The exercise | Take the entries below and print all of them exactly, please.

Start Data supplied

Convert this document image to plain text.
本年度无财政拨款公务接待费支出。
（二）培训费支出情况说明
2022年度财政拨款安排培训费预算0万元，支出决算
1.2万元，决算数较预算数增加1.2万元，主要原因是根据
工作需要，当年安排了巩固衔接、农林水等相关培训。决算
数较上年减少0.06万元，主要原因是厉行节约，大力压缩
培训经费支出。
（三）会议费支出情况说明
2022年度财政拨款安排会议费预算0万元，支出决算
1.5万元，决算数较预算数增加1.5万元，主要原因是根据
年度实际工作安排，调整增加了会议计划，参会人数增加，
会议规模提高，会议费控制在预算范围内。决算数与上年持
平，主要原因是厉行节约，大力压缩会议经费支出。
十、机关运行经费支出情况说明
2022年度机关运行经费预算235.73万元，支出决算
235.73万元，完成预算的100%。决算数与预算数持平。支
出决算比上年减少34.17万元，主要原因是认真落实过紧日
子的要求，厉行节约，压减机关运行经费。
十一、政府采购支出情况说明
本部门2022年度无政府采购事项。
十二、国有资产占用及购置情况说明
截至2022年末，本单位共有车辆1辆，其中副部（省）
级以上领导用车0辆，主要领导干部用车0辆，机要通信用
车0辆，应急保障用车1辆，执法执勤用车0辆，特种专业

End Data supplied

Problem solution |
Convert this document image to plain text.
本年度无财政拨款公务接待费支出。
（二）培训费支出情况说明
2022年度财政拨款安排培训费预算0万元，支出决算
1.2万元，决算数较预算数增加1.2万元，主要原因是根据
工作需要，当年安排了巩固衔接、农林水等相关培训。决算
数较上年减少0.06万元，主要原因是厉行节约，大力压缩
培训经费支出。
（三）会议费支出情况说明
2022年度财政拨款安排会议费预算0万元，支出决算
1.5万元，决算数较预算数增加1.5万元，主要原因是根据
年度实际工作安排，调整增加了会议计划，参会人数增加，
会议规模提高，会议费控制在预算范围内。决算数与上年持
平，主要原因是厉行节约，大力压缩会议经费支出。
十、机关运行经费支出情况说明
2022年度机关运行经费预算235.73万元，支出决算
235.73万元，完成预算的100%。决算数与预算数持平。支
出决算比上年减少34.17万元，主要原因是认真落实过紧日
子的要求，厉行节约，压减机关运行经费。
十一、政府采购支出情况说明
本部门2022年度无政府采购事项。
十二、国有资产占用及购置情况说明
截至2022年末，本单位共有车辆1辆，其中副部（省）
级以上领导用车0辆，主要领导干部用车0辆，机要通信用
车0辆，应急保障用车1辆，执法执勤用车0辆，特种专业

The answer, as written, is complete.